(Dataset records)
* start *
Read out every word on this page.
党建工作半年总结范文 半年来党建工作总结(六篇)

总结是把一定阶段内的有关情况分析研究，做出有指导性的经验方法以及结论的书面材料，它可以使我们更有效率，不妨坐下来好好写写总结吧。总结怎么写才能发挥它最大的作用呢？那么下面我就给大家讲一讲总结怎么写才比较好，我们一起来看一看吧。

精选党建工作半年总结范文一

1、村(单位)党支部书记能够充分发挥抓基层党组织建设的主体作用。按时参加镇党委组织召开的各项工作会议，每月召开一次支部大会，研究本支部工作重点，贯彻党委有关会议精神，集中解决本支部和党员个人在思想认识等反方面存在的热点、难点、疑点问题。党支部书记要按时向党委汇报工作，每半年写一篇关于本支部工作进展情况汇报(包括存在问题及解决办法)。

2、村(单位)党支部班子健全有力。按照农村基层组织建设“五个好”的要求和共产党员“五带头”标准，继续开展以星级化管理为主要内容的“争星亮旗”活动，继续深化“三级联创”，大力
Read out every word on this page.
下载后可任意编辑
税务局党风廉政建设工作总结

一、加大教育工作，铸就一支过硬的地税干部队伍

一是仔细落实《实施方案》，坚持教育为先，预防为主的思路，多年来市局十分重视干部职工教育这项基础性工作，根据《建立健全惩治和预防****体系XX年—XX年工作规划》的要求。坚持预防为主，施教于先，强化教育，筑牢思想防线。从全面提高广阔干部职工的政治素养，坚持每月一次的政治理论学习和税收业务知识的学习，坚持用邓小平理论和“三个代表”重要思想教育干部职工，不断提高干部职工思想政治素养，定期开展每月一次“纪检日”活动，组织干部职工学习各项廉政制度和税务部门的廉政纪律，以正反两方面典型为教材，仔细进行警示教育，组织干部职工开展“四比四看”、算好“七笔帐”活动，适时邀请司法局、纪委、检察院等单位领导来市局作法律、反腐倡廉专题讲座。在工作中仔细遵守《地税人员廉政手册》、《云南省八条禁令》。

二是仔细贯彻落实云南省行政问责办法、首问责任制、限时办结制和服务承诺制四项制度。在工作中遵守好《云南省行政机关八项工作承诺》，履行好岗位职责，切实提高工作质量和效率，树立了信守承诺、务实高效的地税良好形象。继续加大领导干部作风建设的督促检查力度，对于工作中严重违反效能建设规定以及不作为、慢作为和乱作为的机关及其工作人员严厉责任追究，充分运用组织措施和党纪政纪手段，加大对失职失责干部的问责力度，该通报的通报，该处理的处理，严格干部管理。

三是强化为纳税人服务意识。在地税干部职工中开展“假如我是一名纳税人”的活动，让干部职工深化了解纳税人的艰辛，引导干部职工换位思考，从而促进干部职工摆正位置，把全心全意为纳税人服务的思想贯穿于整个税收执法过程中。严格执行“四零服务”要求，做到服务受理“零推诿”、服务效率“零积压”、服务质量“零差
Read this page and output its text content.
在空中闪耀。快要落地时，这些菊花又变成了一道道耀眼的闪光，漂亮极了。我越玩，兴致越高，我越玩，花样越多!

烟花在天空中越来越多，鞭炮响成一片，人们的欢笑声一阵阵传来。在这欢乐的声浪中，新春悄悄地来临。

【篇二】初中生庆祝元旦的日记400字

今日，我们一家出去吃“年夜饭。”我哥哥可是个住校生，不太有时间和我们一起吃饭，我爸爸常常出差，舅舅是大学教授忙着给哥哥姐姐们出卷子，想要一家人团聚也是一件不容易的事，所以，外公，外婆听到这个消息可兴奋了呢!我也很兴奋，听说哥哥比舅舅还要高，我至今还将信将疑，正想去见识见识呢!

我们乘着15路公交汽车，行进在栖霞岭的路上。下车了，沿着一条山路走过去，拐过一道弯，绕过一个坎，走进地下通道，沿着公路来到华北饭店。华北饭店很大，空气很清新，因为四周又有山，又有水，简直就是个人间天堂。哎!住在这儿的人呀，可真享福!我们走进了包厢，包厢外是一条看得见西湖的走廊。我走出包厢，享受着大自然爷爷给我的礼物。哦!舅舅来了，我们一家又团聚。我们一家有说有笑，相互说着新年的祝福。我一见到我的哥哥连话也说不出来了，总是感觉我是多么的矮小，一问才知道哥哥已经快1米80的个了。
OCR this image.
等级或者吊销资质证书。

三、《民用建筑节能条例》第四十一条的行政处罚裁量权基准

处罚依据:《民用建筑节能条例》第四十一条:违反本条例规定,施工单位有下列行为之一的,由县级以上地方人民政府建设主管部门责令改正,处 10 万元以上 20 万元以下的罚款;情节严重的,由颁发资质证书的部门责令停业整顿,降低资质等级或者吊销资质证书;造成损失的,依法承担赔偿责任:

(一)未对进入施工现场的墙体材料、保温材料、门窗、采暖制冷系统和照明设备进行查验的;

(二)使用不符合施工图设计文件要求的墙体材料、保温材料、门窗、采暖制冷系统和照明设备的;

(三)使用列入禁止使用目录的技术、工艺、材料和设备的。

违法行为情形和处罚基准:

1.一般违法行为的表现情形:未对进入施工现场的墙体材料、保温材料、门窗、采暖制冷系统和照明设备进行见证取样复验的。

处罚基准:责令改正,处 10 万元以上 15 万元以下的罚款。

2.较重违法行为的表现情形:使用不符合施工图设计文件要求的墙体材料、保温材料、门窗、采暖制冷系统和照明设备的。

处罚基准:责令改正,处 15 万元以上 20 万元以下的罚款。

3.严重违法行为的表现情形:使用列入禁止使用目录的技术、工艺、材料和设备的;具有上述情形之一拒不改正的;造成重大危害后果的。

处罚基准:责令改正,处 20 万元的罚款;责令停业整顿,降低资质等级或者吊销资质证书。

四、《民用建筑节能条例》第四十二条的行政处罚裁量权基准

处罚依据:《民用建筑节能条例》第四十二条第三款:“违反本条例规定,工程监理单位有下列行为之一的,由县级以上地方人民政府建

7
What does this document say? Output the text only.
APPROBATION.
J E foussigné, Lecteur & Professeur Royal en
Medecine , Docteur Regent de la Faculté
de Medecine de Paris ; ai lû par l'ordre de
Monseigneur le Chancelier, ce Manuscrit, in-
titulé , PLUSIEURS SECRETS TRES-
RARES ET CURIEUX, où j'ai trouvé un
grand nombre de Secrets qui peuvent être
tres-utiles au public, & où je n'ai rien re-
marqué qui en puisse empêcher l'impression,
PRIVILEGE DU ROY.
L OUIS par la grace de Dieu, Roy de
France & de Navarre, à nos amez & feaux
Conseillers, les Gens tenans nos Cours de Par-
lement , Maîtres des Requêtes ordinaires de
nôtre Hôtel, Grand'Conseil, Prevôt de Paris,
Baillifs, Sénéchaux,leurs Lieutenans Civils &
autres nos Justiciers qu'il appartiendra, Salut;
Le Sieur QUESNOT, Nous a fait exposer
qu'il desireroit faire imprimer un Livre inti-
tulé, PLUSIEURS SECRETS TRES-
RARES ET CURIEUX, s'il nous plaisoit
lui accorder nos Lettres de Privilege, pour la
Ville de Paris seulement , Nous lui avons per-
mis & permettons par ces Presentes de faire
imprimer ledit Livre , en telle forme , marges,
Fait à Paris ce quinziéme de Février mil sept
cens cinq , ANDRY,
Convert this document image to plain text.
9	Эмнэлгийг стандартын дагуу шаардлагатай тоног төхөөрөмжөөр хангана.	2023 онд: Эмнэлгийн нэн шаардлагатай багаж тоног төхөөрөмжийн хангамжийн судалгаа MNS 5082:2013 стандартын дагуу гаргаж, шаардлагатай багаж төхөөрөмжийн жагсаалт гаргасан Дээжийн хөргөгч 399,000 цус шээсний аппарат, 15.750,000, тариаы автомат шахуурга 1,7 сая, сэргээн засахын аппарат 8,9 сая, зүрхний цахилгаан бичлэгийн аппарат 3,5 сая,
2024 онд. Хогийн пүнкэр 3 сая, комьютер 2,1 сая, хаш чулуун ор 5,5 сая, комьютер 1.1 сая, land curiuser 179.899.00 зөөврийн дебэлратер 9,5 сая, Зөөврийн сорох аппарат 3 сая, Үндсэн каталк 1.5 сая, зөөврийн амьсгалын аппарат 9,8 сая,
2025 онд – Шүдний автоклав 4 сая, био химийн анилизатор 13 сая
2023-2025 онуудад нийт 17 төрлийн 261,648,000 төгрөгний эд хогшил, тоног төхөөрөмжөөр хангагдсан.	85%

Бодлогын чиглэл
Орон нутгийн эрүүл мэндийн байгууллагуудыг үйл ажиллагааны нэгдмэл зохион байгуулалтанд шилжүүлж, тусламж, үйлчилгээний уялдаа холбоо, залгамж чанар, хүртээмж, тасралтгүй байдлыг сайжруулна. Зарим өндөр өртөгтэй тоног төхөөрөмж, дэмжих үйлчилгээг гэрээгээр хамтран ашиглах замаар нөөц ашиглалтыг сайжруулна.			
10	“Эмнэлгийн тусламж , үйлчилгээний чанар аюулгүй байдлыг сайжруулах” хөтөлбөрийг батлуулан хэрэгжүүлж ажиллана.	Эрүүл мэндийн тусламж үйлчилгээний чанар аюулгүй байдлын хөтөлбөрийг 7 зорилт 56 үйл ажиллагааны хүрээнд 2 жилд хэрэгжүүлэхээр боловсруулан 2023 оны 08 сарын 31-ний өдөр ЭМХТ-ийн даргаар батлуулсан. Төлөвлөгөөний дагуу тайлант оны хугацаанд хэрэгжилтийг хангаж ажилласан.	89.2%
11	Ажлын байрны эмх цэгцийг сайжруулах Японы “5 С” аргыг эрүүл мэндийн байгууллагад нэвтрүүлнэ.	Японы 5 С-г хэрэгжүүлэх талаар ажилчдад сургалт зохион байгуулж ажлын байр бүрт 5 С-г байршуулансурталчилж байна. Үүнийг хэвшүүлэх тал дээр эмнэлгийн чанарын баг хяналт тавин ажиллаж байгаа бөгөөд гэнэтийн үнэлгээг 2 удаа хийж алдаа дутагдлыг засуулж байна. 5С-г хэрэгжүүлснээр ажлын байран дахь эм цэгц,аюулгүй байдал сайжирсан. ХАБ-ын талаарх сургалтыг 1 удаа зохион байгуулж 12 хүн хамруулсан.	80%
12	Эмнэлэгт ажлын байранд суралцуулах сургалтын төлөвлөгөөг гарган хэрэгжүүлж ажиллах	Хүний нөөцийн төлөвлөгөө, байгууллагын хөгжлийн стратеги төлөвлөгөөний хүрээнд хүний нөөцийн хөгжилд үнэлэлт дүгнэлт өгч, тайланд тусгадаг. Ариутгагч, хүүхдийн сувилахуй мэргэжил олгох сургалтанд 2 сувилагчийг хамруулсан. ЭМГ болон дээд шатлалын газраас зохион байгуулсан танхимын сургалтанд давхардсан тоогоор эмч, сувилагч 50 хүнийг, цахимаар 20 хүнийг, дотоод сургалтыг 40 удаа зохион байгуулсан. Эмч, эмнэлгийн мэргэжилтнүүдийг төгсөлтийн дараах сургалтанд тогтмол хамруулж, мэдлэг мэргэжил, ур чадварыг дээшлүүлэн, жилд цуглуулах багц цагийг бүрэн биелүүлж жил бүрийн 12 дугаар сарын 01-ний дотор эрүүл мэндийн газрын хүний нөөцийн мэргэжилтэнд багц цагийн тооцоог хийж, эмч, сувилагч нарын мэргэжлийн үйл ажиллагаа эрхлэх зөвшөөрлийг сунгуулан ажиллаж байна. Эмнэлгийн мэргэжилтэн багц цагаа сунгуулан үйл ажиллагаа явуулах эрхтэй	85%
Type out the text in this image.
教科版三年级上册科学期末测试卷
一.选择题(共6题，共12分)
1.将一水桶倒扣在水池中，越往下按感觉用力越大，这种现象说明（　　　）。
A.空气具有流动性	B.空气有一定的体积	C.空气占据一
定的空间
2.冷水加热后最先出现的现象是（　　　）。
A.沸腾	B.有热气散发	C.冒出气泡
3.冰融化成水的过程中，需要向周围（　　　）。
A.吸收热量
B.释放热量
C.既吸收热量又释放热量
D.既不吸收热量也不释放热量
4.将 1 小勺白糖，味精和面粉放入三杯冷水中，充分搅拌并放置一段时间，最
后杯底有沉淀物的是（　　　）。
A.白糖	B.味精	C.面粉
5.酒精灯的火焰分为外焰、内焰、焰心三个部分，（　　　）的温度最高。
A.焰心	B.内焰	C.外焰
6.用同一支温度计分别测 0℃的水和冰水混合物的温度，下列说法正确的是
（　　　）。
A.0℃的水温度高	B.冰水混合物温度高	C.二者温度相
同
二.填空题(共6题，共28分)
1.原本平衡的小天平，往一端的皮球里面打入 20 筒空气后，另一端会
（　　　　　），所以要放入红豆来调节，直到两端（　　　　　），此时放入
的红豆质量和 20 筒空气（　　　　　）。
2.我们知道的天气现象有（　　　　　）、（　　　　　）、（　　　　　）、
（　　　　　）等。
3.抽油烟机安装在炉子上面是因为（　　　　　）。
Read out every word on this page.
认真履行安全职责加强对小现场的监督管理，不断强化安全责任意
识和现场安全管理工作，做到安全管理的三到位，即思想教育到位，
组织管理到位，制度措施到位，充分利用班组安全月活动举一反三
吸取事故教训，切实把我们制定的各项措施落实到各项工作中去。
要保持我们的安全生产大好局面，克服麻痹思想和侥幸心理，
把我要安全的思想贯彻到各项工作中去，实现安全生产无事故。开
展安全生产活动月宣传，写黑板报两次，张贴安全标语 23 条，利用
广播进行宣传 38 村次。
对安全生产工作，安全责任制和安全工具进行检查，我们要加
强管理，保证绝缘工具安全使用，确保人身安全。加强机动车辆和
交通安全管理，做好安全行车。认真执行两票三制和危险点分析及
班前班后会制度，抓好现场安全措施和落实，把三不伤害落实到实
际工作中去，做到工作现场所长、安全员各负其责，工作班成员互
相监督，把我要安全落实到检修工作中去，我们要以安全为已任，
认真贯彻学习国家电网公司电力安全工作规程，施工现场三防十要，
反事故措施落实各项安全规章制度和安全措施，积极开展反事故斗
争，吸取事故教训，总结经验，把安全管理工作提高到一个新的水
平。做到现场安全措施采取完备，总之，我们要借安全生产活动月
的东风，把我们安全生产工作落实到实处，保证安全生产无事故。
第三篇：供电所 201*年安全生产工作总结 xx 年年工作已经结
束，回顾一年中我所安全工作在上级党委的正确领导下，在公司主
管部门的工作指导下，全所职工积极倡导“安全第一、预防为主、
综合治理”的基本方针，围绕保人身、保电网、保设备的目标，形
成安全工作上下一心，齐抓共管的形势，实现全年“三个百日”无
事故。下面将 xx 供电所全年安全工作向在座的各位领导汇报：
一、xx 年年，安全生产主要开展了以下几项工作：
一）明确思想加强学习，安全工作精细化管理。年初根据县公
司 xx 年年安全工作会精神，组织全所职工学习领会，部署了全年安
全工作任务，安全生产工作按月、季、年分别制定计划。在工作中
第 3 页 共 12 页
* end *
Search the preceding listing for "万元以上" and extract every line where it is found.

- [FULL SOLUTION]
处罚依据:《民用建筑节能条例》第四十一条:违反本条例规定,施工单位有下列行为之一的,由县级以上地方人民政府建设主管部门责令改正,处 10 万元以上 20 万元以下的罚款;情节严重的,由颁发资质证书的部门责令停业整顿,降低资质等级或者吊销资质证书;造成损失的,依法承担赔偿责任:
处罚基准:责令改正,处 10 万元以上 15 万元以下的罚款。
处罚基准:责令改正,处 15 万元以上 20 万元以下的罚款。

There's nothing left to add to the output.